▸ Extracted data entries
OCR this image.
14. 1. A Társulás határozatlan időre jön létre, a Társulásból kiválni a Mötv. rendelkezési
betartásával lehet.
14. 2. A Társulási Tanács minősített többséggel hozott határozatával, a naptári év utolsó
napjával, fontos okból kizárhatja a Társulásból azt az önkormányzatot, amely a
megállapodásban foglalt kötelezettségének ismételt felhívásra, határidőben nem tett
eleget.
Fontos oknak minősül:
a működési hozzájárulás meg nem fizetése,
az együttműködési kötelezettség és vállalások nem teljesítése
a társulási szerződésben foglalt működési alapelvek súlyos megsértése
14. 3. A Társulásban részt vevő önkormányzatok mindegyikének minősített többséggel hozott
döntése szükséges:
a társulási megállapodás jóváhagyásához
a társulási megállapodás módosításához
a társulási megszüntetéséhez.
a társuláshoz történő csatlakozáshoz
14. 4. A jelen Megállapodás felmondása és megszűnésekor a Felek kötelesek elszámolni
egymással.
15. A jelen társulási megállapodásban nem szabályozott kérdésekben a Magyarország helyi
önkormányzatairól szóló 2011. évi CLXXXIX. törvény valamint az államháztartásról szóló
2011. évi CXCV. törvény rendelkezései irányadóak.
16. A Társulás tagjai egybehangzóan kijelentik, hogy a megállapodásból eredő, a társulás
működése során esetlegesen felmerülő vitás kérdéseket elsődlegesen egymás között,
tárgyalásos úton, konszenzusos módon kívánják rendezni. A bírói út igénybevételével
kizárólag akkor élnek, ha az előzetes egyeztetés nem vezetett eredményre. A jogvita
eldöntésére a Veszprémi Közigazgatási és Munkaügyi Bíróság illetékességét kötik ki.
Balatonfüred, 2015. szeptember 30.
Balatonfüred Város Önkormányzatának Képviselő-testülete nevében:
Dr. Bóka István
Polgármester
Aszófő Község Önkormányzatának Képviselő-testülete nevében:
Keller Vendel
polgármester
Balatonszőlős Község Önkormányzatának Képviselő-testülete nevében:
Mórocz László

▸ Exercise
Within the listing above, find every line containing the string "törvény" and return it.

▸ Response below
önkormányzatairól szóló 2011. évi CLXXXIX. törvény valamint az államháztartásról szóló
2011. évi CXCV. törvény rendelkezései irányadóak.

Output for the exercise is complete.